What you need to do:
Any picture among the records should be left out, please; retype the rest exactly.
════════════════
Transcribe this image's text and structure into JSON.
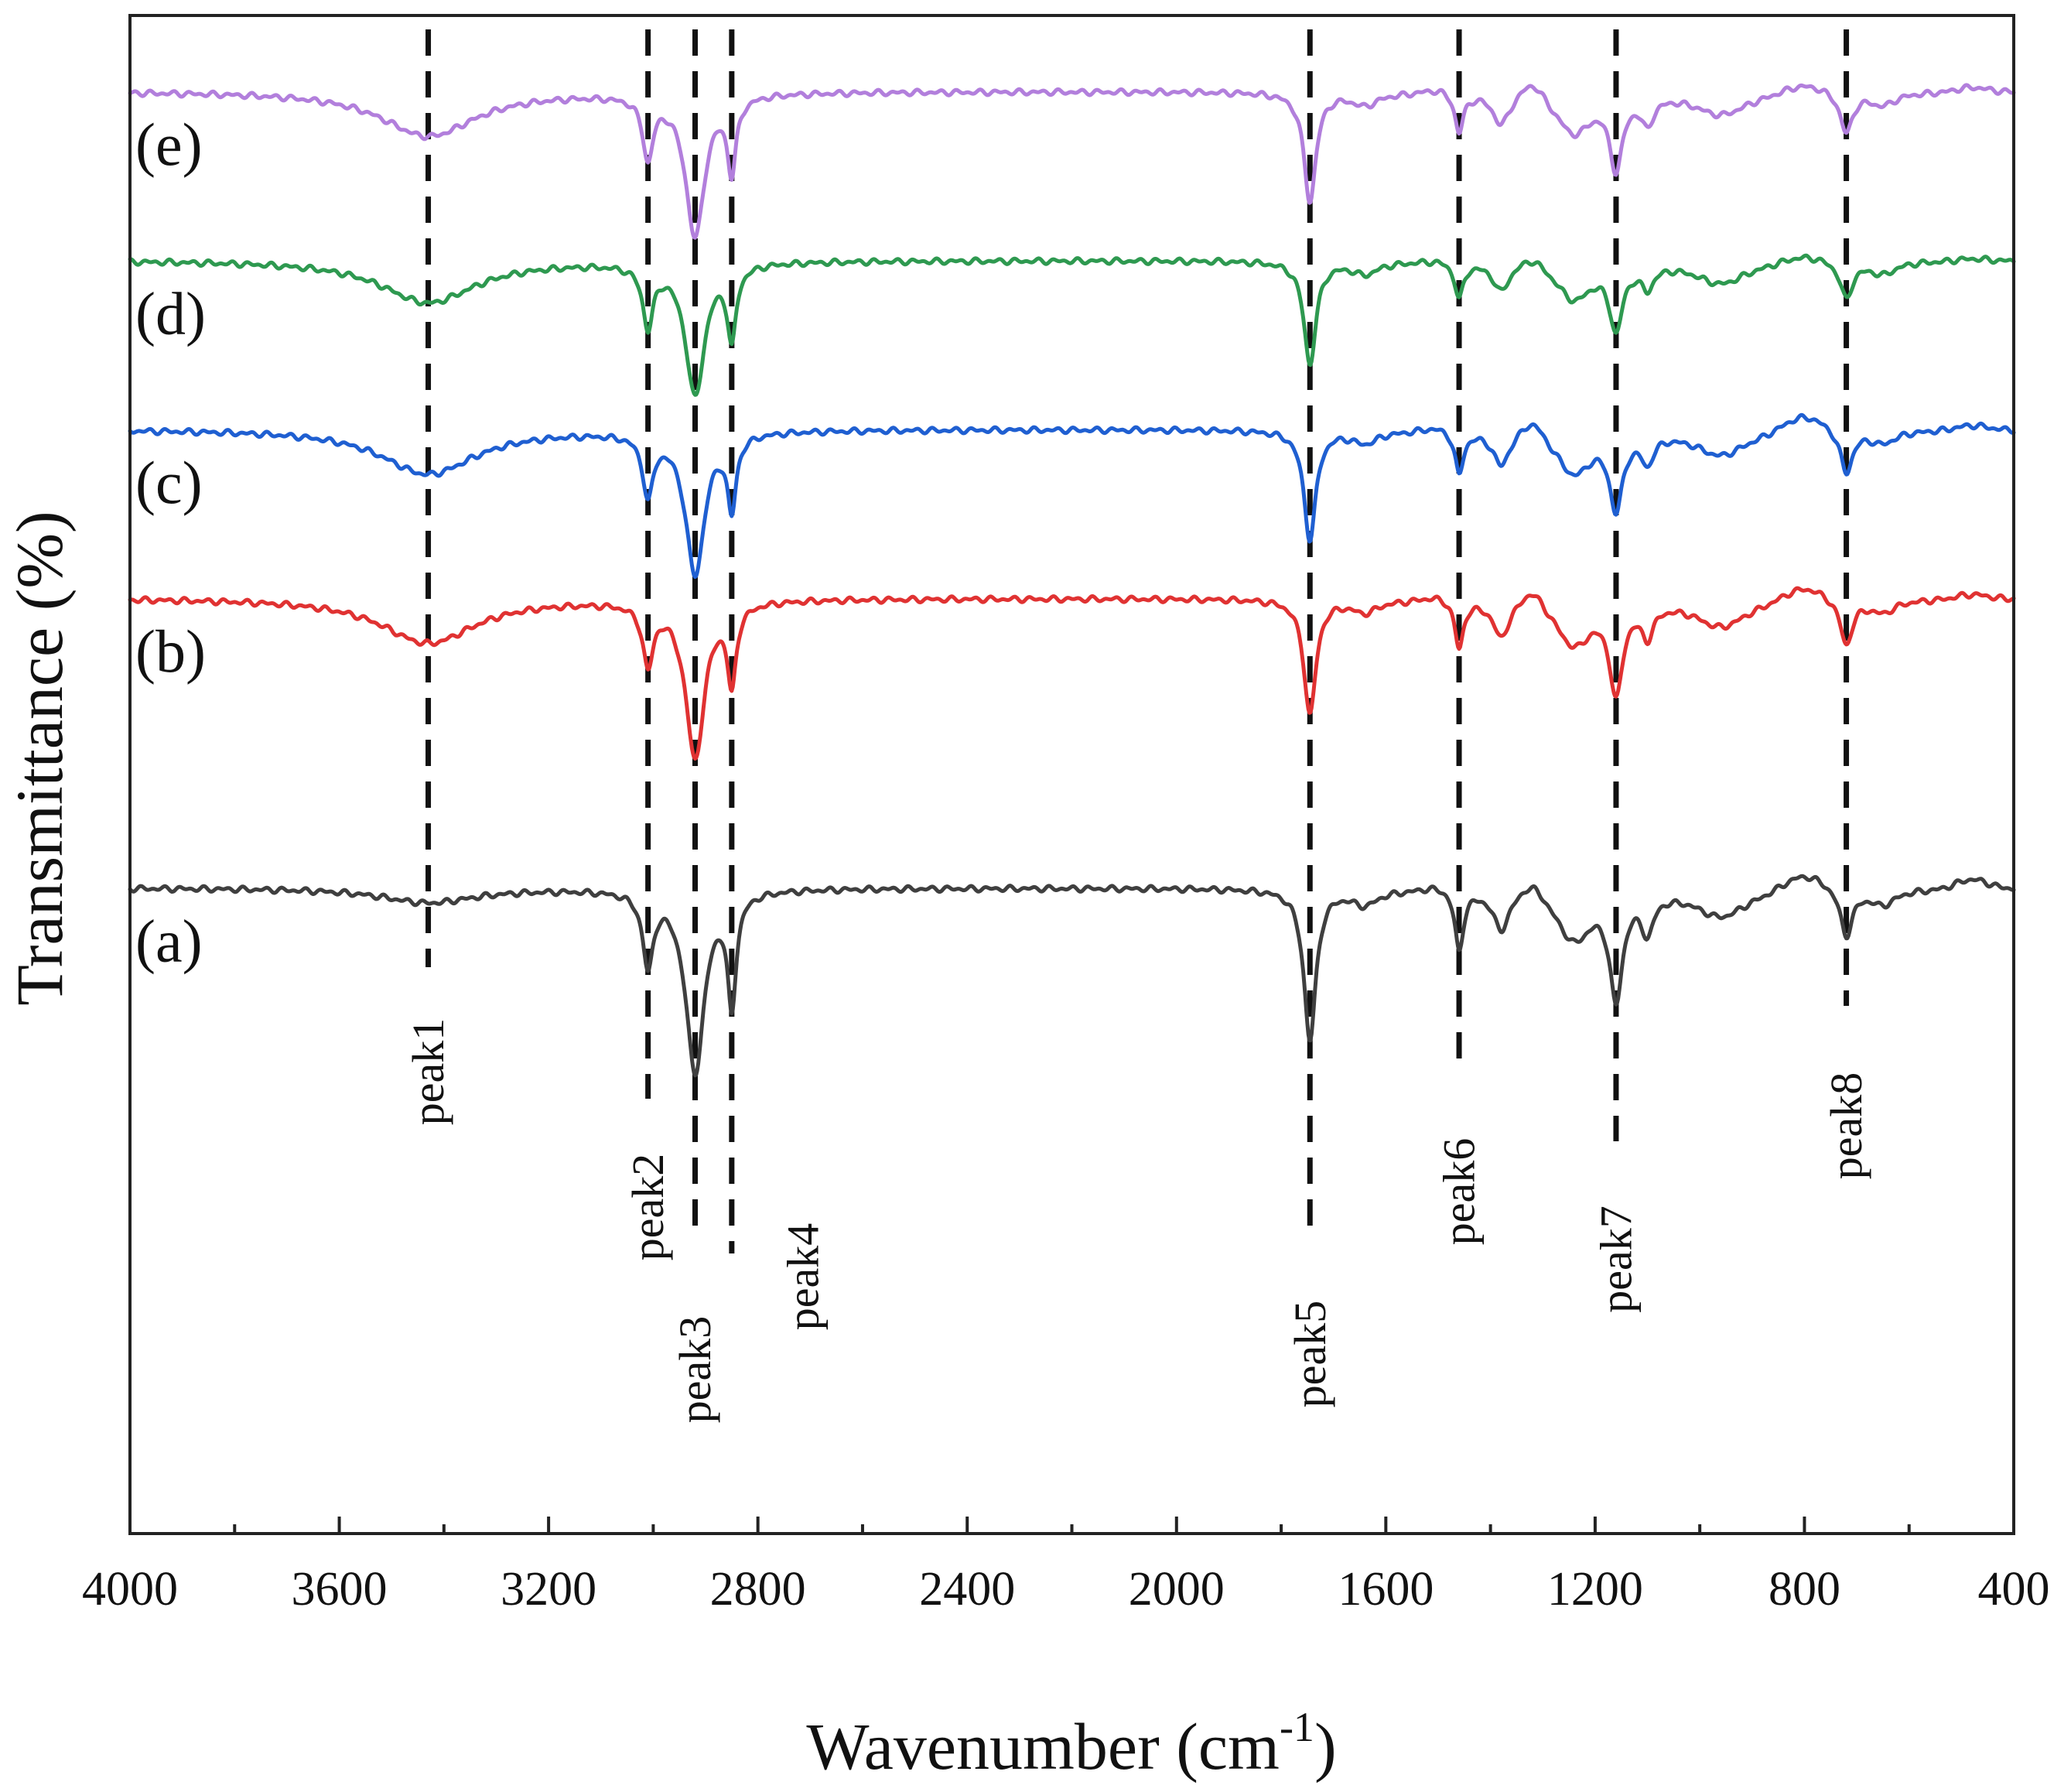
{
  "chart_data": {
    "type": "line",
    "title": "",
    "xlabel": "Wavenumber (cm",
    "xlabel_superscript": "-1",
    "xlabel_suffix": ")",
    "ylabel": "Transmittance (%)",
    "xlim": [
      4000,
      400
    ],
    "x_ticks": [
      4000,
      3600,
      3200,
      2800,
      2400,
      2000,
      1600,
      1200,
      800,
      400
    ],
    "x_tick_labels": [
      "4000",
      "3600",
      "3200",
      "2800",
      "2400",
      "2000",
      "1600",
      "1200",
      "800",
      "400"
    ],
    "y_ticks": [],
    "offset_stacked": true,
    "peak_markers": [
      {
        "name": "peak1",
        "x": 3430
      },
      {
        "name": "peak2",
        "x": 3010
      },
      {
        "name": "peak3",
        "x": 2920
      },
      {
        "name": "peak4",
        "x": 2850
      },
      {
        "name": "peak5",
        "x": 1745
      },
      {
        "name": "peak6",
        "x": 1460
      },
      {
        "name": "peak7",
        "x": 1160
      },
      {
        "name": "peak8",
        "x": 720
      }
    ],
    "series": [
      {
        "name": "(a)",
        "color": "#3f3f3f",
        "baseline": 0,
        "noise_seed": 1,
        "features": [
          [
            3430,
            0.012,
            110
          ],
          [
            3010,
            0.06,
            12
          ],
          [
            2920,
            0.15,
            22
          ],
          [
            2850,
            0.09,
            10
          ],
          [
            1745,
            0.125,
            14
          ],
          [
            1640,
            0.012,
            30
          ],
          [
            1460,
            0.05,
            10
          ],
          [
            1380,
            0.03,
            18
          ],
          [
            1240,
            0.04,
            40
          ],
          [
            1160,
            0.085,
            15
          ],
          [
            1100,
            0.03,
            14
          ],
          [
            960,
            0.022,
            60
          ],
          [
            720,
            0.038,
            14
          ],
          [
            650,
            0.012,
            30
          ]
        ],
        "bumps": [
          [
            1500,
            0.004,
            30
          ],
          [
            1320,
            0.012,
            20
          ],
          [
            800,
            0.014,
            40
          ],
          [
            480,
            0.008,
            30
          ]
        ]
      },
      {
        "name": "(b)",
        "color": "#e03232",
        "baseline": 0.24,
        "noise_seed": 2,
        "features": [
          [
            3430,
            0.037,
            110
          ],
          [
            3010,
            0.05,
            12
          ],
          [
            2920,
            0.13,
            22
          ],
          [
            2850,
            0.065,
            10
          ],
          [
            1745,
            0.095,
            14
          ],
          [
            1640,
            0.01,
            30
          ],
          [
            1460,
            0.04,
            10
          ],
          [
            1380,
            0.028,
            18
          ],
          [
            1240,
            0.036,
            40
          ],
          [
            1160,
            0.073,
            15
          ],
          [
            1100,
            0.025,
            14
          ],
          [
            960,
            0.022,
            60
          ],
          [
            720,
            0.037,
            14
          ],
          [
            650,
            0.01,
            30
          ]
        ],
        "bumps": [
          [
            1500,
            0.004,
            30
          ],
          [
            1320,
            0.014,
            20
          ],
          [
            800,
            0.012,
            40
          ],
          [
            480,
            0.004,
            30
          ]
        ]
      },
      {
        "name": "(c)",
        "color": "#1f5fd1",
        "baseline": 0.38,
        "noise_seed": 3,
        "features": [
          [
            3430,
            0.037,
            110
          ],
          [
            3010,
            0.05,
            12
          ],
          [
            2920,
            0.118,
            22
          ],
          [
            2850,
            0.06,
            10
          ],
          [
            1745,
            0.09,
            14
          ],
          [
            1640,
            0.01,
            30
          ],
          [
            1460,
            0.036,
            10
          ],
          [
            1380,
            0.026,
            18
          ],
          [
            1240,
            0.034,
            40
          ],
          [
            1160,
            0.06,
            15
          ],
          [
            1100,
            0.022,
            14
          ],
          [
            960,
            0.02,
            60
          ],
          [
            720,
            0.035,
            14
          ],
          [
            650,
            0.01,
            30
          ]
        ],
        "bumps": [
          [
            1500,
            0.004,
            30
          ],
          [
            1320,
            0.014,
            20
          ],
          [
            800,
            0.014,
            40
          ],
          [
            480,
            0.004,
            30
          ]
        ]
      },
      {
        "name": "(d)",
        "color": "#2e9950",
        "baseline": 0.52,
        "noise_seed": 4,
        "features": [
          [
            3430,
            0.035,
            110
          ],
          [
            3010,
            0.05,
            12
          ],
          [
            2920,
            0.11,
            22
          ],
          [
            2850,
            0.06,
            10
          ],
          [
            1745,
            0.085,
            14
          ],
          [
            1640,
            0.01,
            30
          ],
          [
            1460,
            0.03,
            10
          ],
          [
            1380,
            0.022,
            18
          ],
          [
            1240,
            0.03,
            40
          ],
          [
            1160,
            0.052,
            15
          ],
          [
            1100,
            0.018,
            14
          ],
          [
            960,
            0.018,
            60
          ],
          [
            720,
            0.03,
            14
          ],
          [
            650,
            0.01,
            30
          ]
        ],
        "bumps": [
          [
            1500,
            0.002,
            30
          ],
          [
            1320,
            0.008,
            20
          ],
          [
            800,
            0.006,
            40
          ],
          [
            480,
            0.002,
            30
          ]
        ]
      },
      {
        "name": "(e)",
        "color": "#b27fdc",
        "baseline": 0.66,
        "noise_seed": 5,
        "features": [
          [
            3430,
            0.037,
            110
          ],
          [
            3010,
            0.05,
            12
          ],
          [
            2920,
            0.118,
            22
          ],
          [
            2850,
            0.06,
            10
          ],
          [
            1745,
            0.09,
            14
          ],
          [
            1640,
            0.01,
            30
          ],
          [
            1460,
            0.033,
            10
          ],
          [
            1380,
            0.024,
            18
          ],
          [
            1240,
            0.032,
            40
          ],
          [
            1160,
            0.058,
            15
          ],
          [
            1100,
            0.022,
            14
          ],
          [
            960,
            0.018,
            60
          ],
          [
            720,
            0.033,
            14
          ],
          [
            650,
            0.01,
            30
          ]
        ],
        "bumps": [
          [
            1500,
            0.004,
            30
          ],
          [
            1320,
            0.014,
            20
          ],
          [
            800,
            0.008,
            40
          ],
          [
            480,
            0.004,
            30
          ]
        ]
      }
    ]
  }
}
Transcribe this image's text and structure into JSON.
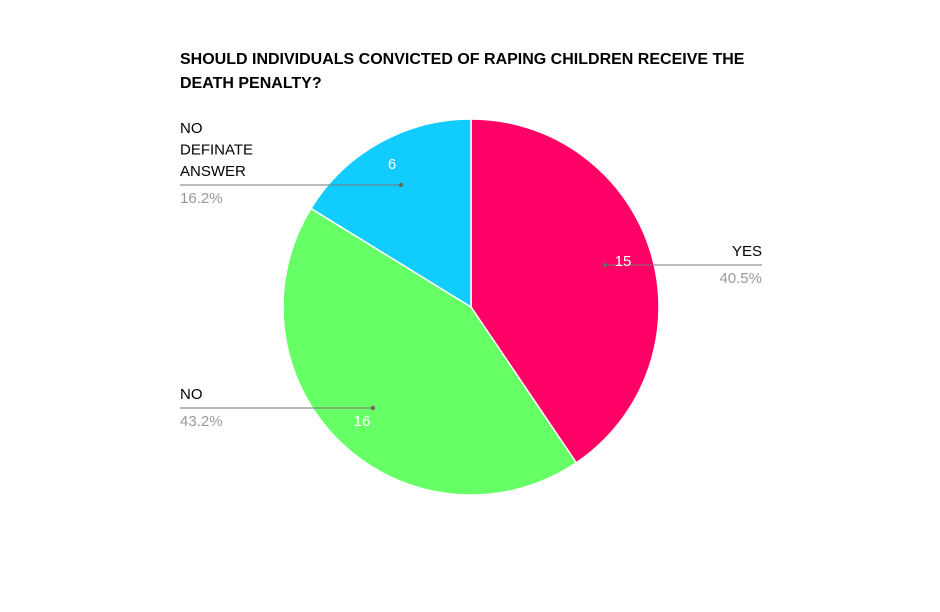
{
  "chart_data": {
    "type": "pie",
    "title": "SHOULD INDIVIDUALS CONVICTED OF RAPING CHILDREN RECEIVE THE DEATH PENALTY?",
    "categories": [
      "YES",
      "NO",
      "NO DEFINATE ANSWER"
    ],
    "values": [
      15,
      16,
      6
    ],
    "percent_labels": [
      "40.5%",
      "43.2%",
      "16.2%"
    ],
    "colors": [
      "#ff0066",
      "#66ff66",
      "#11ccff"
    ]
  }
}
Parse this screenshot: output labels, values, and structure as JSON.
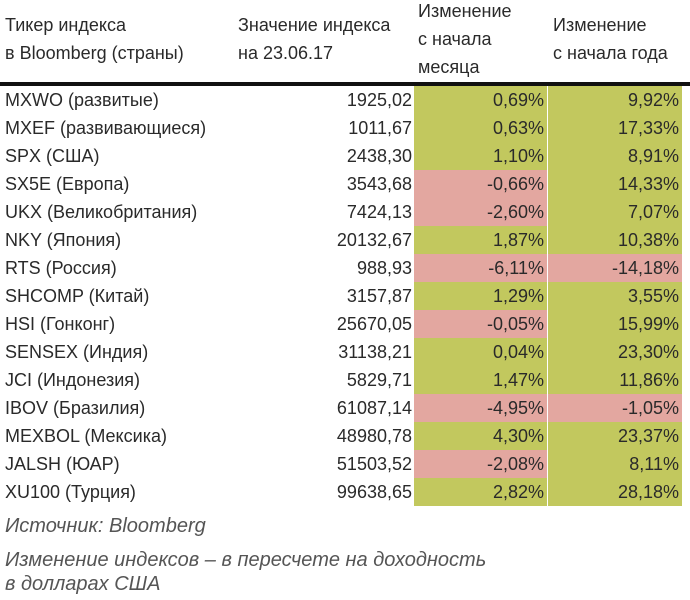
════════════════
Written answer:
Transcribe this image's text and structure into JSON.
{
  "chart_data": {
    "type": "line",
    "title": "",
    "xlabel": "Wavenumber (cm",
    "xlabel_superscript": "-1",
    "xlabel_suffix": ")",
    "ylabel": "Transmittance (%)",
    "xlim": [
      4000,
      400
    ],
    "x_ticks": [
      4000,
      3600,
      3200,
      2800,
      2400,
      2000,
      1600,
      1200,
      800,
      400
    ],
    "x_tick_labels": [
      "4000",
      "3600",
      "3200",
      "2800",
      "2400",
      "2000",
      "1600",
      "1200",
      "800",
      "400"
    ],
    "y_ticks": [],
    "offset_stacked": true,
    "peak_markers": [
      {
        "name": "peak1",
        "x": 3430
      },
      {
        "name": "peak2",
        "x": 3010
      },
      {
        "name": "peak3",
        "x": 2920
      },
      {
        "name": "peak4",
        "x": 2850
      },
      {
        "name": "peak5",
        "x": 1745
      },
      {
        "name": "peak6",
        "x": 1460
      },
      {
        "name": "peak7",
        "x": 1160
      },
      {
        "name": "peak8",
        "x": 720
      }
    ],
    "series": [
      {
        "name": "(a)",
        "color": "#3f3f3f",
        "baseline": 0,
        "noise_seed": 1,
        "features": [
          [
            3430,
            0.012,
            110
          ],
          [
            3010,
            0.06,
            12
          ],
          [
            2920,
            0.15,
            22
          ],
          [
            2850,
            0.09,
            10
          ],
          [
            1745,
            0.125,
            14
          ],
          [
            1640,
            0.012,
            30
          ],
          [
            1460,
            0.05,
            10
          ],
          [
            1380,
            0.03,
            18
          ],
          [
            1240,
            0.04,
            40
          ],
          [
            1160,
            0.085,
            15
          ],
          [
            1100,
            0.03,
            14
          ],
          [
            960,
            0.022,
            60
          ],
          [
            720,
            0.038,
            14
          ],
          [
            650,
            0.012,
            30
          ]
        ],
        "bumps": [
          [
            1500,
            0.004,
            30
          ],
          [
            1320,
            0.012,
            20
          ],
          [
            800,
            0.014,
            40
          ],
          [
            480,
            0.008,
            30
          ]
        ]
      },
      {
        "name": "(b)",
        "color": "#e03232",
        "baseline": 0.24,
        "noise_seed": 2,
        "features": [
          [
            3430,
            0.037,
            110
          ],
          [
            3010,
            0.05,
            12
          ],
          [
            2920,
            0.13,
            22
          ],
          [
            2850,
            0.065,
            10
          ],
          [
            1745,
            0.095,
            14
          ],
          [
            1640,
            0.01,
            30
          ],
          [
            1460,
            0.04,
            10
          ],
          [
            1380,
            0.028,
            18
          ],
          [
            1240,
            0.036,
            40
          ],
          [
            1160,
            0.073,
            15
          ],
          [
            1100,
            0.025,
            14
          ],
          [
            960,
            0.022,
            60
          ],
          [
            720,
            0.037,
            14
          ],
          [
            650,
            0.01,
            30
          ]
        ],
        "bumps": [
          [
            1500,
            0.004,
            30
          ],
          [
            1320,
            0.014,
            20
          ],
          [
            800,
            0.012,
            40
          ],
          [
            480,
            0.004,
            30
          ]
        ]
      },
      {
        "name": "(c)",
        "color": "#1f5fd1",
        "baseline": 0.38,
        "noise_seed": 3,
        "features": [
          [
            3430,
            0.037,
            110
          ],
          [
            3010,
            0.05,
            12
          ],
          [
            2920,
            0.118,
            22
          ],
          [
            2850,
            0.06,
            10
          ],
          [
            1745,
            0.09,
            14
          ],
          [
            1640,
            0.01,
            30
          ],
          [
            1460,
            0.036,
            10
          ],
          [
            1380,
            0.026,
            18
          ],
          [
            1240,
            0.034,
            40
          ],
          [
            1160,
            0.06,
            15
          ],
          [
            1100,
            0.022,
            14
          ],
          [
            960,
            0.02,
            60
          ],
          [
            720,
            0.035,
            14
          ],
          [
            650,
            0.01,
            30
          ]
        ],
        "bumps": [
          [
            1500,
            0.004,
            30
          ],
          [
            1320,
            0.014,
            20
          ],
          [
            800,
            0.014,
            40
          ],
          [
            480,
            0.004,
            30
          ]
        ]
      },
      {
        "name": "(d)",
        "color": "#2e9950",
        "baseline": 0.52,
        "noise_seed": 4,
        "features": [
          [
            3430,
            0.035,
            110
          ],
          [
            3010,
            0.05,
            12
          ],
          [
            2920,
            0.11,
            22
          ],
          [
            2850,
            0.06,
            10
          ],
          [
            1745,
            0.085,
            14
          ],
          [
            1640,
            0.01,
            30
          ],
          [
            1460,
            0.03,
            10
          ],
          [
            1380,
            0.022,
            18
          ],
          [
            1240,
            0.03,
            40
          ],
          [
            1160,
            0.052,
            15
          ],
          [
            1100,
            0.018,
            14
          ],
          [
            960,
            0.018,
            60
          ],
          [
            720,
            0.03,
            14
          ],
          [
            650,
            0.01,
            30
          ]
        ],
        "bumps": [
          [
            1500,
            0.002,
            30
          ],
          [
            1320,
            0.008,
            20
          ],
          [
            800,
            0.006,
            40
          ],
          [
            480,
            0.002,
            30
          ]
        ]
      },
      {
        "name": "(e)",
        "color": "#b27fdc",
        "baseline": 0.66,
        "noise_seed": 5,
        "features": [
          [
            3430,
            0.037,
            110
          ],
          [
            3010,
            0.05,
            12
          ],
          [
            2920,
            0.118,
            22
          ],
          [
            2850,
            0.06,
            10
          ],
          [
            1745,
            0.09,
            14
          ],
          [
            1640,
            0.01,
            30
          ],
          [
            1460,
            0.033,
            10
          ],
          [
            1380,
            0.024,
            18
          ],
          [
            1240,
            0.032,
            40
          ],
          [
            1160,
            0.058,
            15
          ],
          [
            1100,
            0.022,
            14
          ],
          [
            960,
            0.018,
            60
          ],
          [
            720,
            0.033,
            14
          ],
          [
            650,
            0.01,
            30
          ]
        ],
        "bumps": [
          [
            1500,
            0.004,
            30
          ],
          [
            1320,
            0.014,
            20
          ],
          [
            800,
            0.008,
            40
          ],
          [
            480,
            0.004,
            30
          ]
        ]
      }
    ]
  }
}
Transcribe this image's text and structure into JSON.
{
  "chart_data": {
    "type": "pie",
    "title": "SHOULD INDIVIDUALS CONVICTED OF RAPING CHILDREN RECEIVE THE DEATH PENALTY?",
    "categories": [
      "YES",
      "NO",
      "NO DEFINATE ANSWER"
    ],
    "values": [
      15,
      16,
      6
    ],
    "percent_labels": [
      "40.5%",
      "43.2%",
      "16.2%"
    ],
    "colors": [
      "#ff0066",
      "#66ff66",
      "#11ccff"
    ]
  }
}
Parse this screenshot: output labels, values, and structure as JSON.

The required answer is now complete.